### [EXERCISE TASK]
Print all entries word for word.
[Start of RECORDS]
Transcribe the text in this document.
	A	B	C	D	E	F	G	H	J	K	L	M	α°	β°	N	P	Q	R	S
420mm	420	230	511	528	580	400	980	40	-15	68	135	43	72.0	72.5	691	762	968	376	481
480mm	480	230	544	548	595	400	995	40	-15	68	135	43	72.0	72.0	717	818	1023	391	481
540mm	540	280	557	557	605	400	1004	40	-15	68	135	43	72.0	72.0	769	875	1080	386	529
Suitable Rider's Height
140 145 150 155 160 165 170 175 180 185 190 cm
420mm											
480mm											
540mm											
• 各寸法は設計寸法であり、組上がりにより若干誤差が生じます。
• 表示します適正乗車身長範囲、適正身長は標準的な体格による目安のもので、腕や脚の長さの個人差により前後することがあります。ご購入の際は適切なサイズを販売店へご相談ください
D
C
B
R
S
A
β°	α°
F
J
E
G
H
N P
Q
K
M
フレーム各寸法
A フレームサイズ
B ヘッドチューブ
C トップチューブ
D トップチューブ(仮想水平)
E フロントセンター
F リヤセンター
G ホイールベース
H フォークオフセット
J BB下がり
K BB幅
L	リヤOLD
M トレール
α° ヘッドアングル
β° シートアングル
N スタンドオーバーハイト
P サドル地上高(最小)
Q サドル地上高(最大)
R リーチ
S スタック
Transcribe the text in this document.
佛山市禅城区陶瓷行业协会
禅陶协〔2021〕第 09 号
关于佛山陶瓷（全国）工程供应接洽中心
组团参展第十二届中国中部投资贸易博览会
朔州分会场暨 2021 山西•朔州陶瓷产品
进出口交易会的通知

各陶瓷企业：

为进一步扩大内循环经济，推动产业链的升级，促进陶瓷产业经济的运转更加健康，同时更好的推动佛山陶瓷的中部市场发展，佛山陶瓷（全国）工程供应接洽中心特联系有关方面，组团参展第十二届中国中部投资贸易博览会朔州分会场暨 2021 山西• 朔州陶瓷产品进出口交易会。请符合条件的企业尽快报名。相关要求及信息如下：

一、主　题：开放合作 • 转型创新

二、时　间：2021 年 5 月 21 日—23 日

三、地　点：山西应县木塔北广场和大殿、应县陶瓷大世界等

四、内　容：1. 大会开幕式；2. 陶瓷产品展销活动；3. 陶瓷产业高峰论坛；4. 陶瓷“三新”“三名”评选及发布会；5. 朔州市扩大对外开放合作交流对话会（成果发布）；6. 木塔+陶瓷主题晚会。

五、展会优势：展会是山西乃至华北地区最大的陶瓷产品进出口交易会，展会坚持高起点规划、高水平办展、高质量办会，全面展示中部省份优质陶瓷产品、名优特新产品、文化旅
[End of RECORDS]
### [RESPONSE FOR THIS EXERCISE]
Transcribe the text in this document.
	A	B	C	D	E	F	G	H	J	K	L	M	α°	β°	N	P	Q	R	S
420mm	420	230	511	528	580	400	980	40	-15	68	135	43	72.0	72.5	691	762	968	376	481
480mm	480	230	544	548	595	400	995	40	-15	68	135	43	72.0	72.0	717	818	1023	391	481
540mm	540	280	557	557	605	400	1004	40	-15	68	135	43	72.0	72.0	769	875	1080	386	529
Suitable Rider's Height
140 145 150 155 160 165 170 175 180 185 190 cm
420mm											
480mm											
540mm											
• 各寸法は設計寸法であり、組上がりにより若干誤差が生じます。
• 表示します適正乗車身長範囲、適正身長は標準的な体格による目安のもので、腕や脚の長さの個人差により前後することがあります。ご購入の際は適切なサイズを販売店へご相談ください
D
C
B
R
S
A
β°	α°
F
J
E
G
H
N P
Q
K
M
フレーム各寸法
A フレームサイズ
B ヘッドチューブ
C トップチューブ
D トップチューブ(仮想水平)
E フロントセンター
F リヤセンター
G ホイールベース
H フォークオフセット
J BB下がり
K BB幅
L	リヤOLD
M トレール
α° ヘッドアングル
β° シートアングル
N スタンドオーバーハイト
P サドル地上高(最小)
Q サドル地上高(最大)
R リーチ
S スタック
Transcribe the text in this document.
佛山市禅城区陶瓷行业协会
禅陶协〔2021〕第 09 号
关于佛山陶瓷（全国）工程供应接洽中心
组团参展第十二届中国中部投资贸易博览会
朔州分会场暨 2021 山西•朔州陶瓷产品
进出口交易会的通知

各陶瓷企业：

为进一步扩大内循环经济，推动产业链的升级，促进陶瓷产业经济的运转更加健康，同时更好的推动佛山陶瓷的中部市场发展，佛山陶瓷（全国）工程供应接洽中心特联系有关方面，组团参展第十二届中国中部投资贸易博览会朔州分会场暨 2021 山西• 朔州陶瓷产品进出口交易会。请符合条件的企业尽快报名。相关要求及信息如下：

一、主　题：开放合作 • 转型创新

二、时　间：2021 年 5 月 21 日—23 日

三、地　点：山西应县木塔北广场和大殿、应县陶瓷大世界等

四、内　容：1. 大会开幕式；2. 陶瓷产品展销活动；3. 陶瓷产业高峰论坛；4. 陶瓷“三新”“三名”评选及发布会；5. 朔州市扩大对外开放合作交流对话会（成果发布）；6. 木塔+陶瓷主题晚会。

五、展会优势：展会是山西乃至华北地区最大的陶瓷产品进出口交易会，展会坚持高起点规划、高水平办展、高质量办会，全面展示中部省份优质陶瓷产品、名优特新产品、文化旅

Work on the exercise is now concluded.